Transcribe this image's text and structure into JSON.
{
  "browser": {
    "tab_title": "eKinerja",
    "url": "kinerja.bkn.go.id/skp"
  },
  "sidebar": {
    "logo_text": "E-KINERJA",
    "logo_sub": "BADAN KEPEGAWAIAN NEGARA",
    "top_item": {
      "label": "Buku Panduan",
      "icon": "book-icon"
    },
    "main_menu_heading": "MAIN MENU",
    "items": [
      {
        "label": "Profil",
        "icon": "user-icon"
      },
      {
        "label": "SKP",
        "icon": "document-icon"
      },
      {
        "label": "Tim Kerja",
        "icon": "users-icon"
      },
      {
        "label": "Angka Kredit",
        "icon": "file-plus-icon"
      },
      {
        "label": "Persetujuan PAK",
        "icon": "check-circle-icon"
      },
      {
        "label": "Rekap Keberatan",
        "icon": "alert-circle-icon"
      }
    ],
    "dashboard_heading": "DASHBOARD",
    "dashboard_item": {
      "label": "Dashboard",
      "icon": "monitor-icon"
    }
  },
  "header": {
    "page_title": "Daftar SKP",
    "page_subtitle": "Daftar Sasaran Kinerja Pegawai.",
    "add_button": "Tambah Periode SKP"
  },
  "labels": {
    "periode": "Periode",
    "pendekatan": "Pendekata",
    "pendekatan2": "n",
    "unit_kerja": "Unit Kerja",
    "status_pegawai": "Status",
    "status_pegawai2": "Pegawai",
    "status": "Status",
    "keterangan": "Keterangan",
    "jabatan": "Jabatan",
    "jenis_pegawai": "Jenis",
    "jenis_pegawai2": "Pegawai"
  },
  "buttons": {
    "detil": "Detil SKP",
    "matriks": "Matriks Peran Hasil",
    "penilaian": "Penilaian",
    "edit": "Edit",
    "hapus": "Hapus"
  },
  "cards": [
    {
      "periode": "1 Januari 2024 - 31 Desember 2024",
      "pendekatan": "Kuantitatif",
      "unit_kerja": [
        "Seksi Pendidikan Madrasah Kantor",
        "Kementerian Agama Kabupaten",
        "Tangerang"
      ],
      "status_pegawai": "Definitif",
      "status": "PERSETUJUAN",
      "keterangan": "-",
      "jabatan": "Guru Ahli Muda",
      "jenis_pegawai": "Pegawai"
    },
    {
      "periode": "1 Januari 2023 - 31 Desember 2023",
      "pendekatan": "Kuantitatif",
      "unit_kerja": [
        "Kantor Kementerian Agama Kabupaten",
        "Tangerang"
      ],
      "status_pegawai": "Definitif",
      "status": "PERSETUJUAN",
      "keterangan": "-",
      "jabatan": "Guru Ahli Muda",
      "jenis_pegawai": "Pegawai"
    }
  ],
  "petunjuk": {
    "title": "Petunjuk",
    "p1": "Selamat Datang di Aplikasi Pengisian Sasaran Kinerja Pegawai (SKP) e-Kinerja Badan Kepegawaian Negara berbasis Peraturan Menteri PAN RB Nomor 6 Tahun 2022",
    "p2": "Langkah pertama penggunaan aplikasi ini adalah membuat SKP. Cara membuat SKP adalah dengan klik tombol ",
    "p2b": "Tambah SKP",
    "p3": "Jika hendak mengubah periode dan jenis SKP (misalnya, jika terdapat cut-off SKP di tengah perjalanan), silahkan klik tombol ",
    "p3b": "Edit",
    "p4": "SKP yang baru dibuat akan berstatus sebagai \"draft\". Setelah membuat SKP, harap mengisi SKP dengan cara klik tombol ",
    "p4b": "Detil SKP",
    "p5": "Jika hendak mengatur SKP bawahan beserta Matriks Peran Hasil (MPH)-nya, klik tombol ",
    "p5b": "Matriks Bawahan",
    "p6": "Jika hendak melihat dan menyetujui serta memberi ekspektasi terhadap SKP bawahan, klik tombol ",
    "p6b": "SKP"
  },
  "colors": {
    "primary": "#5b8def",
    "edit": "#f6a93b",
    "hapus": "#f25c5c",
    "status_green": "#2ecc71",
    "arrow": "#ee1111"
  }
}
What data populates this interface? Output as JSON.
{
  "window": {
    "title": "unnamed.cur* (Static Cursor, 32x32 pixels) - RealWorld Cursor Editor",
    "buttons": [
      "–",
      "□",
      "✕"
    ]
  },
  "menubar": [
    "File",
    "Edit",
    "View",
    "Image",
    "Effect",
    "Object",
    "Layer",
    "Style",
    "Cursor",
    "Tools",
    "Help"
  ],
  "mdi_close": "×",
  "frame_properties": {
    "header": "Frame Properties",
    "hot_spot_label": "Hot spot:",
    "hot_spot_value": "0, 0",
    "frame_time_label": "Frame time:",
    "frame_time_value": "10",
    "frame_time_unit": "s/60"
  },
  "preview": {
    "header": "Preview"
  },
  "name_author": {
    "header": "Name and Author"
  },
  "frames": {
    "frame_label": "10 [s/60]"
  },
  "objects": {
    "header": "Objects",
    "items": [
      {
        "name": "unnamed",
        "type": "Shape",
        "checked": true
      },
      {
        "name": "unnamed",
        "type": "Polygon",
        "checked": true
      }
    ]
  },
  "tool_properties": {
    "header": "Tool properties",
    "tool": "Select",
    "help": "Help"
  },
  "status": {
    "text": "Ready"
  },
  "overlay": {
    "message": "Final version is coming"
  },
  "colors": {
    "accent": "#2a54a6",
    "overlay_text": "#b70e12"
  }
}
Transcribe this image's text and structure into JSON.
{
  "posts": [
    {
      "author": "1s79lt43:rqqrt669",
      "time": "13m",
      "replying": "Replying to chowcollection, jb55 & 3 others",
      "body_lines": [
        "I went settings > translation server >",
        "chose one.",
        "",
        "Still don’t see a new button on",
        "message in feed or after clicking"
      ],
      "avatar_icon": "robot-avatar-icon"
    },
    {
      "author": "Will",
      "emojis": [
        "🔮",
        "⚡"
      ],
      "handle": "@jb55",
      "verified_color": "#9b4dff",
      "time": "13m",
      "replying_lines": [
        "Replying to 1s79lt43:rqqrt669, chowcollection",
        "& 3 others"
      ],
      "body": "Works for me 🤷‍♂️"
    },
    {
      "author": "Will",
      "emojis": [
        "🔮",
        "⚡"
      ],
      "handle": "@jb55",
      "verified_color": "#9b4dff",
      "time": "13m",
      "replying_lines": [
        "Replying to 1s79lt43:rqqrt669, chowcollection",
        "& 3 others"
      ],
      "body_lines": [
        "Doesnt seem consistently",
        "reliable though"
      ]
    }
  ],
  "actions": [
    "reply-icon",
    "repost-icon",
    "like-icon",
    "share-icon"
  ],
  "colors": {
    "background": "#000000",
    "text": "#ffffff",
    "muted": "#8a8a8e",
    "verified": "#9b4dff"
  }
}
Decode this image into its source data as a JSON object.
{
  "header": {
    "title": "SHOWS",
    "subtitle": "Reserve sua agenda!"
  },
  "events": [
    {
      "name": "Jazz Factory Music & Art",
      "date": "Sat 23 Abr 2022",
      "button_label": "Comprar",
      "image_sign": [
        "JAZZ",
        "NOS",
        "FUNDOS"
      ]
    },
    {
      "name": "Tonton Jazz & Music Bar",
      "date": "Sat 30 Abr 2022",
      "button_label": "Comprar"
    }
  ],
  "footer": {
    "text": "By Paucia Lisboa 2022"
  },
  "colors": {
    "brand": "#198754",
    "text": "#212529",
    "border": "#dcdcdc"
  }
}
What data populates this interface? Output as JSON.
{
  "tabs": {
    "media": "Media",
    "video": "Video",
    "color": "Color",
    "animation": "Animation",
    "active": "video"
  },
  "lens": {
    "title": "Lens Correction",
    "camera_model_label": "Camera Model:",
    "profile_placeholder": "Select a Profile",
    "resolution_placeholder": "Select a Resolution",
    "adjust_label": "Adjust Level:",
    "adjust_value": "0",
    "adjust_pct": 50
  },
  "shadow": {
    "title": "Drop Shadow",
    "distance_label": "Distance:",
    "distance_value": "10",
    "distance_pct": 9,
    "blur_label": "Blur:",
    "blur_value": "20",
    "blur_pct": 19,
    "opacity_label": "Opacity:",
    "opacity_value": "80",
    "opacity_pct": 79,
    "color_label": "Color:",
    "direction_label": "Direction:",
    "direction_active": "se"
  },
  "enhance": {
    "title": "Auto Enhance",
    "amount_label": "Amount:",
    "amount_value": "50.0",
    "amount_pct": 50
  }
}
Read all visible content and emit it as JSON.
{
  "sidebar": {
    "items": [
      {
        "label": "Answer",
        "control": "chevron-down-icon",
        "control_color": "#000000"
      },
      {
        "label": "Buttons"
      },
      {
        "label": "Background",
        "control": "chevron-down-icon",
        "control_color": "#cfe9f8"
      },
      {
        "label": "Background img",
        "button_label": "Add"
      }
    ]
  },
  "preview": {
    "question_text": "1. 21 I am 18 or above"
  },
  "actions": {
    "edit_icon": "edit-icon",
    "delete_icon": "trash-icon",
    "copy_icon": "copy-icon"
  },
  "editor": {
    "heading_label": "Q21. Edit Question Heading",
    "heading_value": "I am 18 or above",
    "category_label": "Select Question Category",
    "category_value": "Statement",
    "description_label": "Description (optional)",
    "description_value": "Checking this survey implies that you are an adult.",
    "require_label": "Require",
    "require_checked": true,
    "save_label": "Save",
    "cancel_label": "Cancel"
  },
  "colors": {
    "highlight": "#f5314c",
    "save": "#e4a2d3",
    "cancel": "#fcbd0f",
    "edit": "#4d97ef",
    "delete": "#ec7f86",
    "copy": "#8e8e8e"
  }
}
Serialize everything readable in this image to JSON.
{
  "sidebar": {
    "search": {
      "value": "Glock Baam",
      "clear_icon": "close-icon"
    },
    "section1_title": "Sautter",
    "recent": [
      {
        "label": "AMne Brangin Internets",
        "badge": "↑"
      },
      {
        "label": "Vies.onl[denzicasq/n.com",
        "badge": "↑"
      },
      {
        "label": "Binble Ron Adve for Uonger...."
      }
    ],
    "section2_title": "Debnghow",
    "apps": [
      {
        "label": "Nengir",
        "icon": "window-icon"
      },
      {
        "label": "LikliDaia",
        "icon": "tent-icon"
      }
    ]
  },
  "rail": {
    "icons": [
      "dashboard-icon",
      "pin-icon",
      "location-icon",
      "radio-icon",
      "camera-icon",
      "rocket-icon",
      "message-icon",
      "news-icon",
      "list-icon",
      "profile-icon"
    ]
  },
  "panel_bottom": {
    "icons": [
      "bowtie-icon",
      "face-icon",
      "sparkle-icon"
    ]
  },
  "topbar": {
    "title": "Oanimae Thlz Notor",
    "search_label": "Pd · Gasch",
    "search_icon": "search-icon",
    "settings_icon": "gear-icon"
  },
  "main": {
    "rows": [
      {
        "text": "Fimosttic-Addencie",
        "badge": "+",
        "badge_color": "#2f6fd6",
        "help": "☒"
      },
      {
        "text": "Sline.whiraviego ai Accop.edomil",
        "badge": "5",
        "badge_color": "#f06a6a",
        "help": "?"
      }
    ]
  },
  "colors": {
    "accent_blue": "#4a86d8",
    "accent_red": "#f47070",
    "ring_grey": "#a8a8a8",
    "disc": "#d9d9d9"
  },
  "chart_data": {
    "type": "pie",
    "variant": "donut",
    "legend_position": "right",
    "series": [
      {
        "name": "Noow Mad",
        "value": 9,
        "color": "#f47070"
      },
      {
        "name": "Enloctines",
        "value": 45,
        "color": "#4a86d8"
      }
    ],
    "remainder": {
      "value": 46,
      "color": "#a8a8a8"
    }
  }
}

######

> WORK REQUIRED: From the listing above, copy every line that includes the word "hendak".

> TASK RESPONSE:
    "p3": "Jika hendak mengubah periode dan jenis SKP (misalnya, jika terdapat cut-off SKP di tengah perjalanan), silahkan klik tombol ",
    "p5": "Jika hendak mengatur SKP bawahan beserta Matriks Peran Hasil (MPH)-nya, klik tombol ",
    "p6": "Jika hendak melihat dan menyetujui serta memberi ekspektasi terhadap SKP bawahan, klik tombol ",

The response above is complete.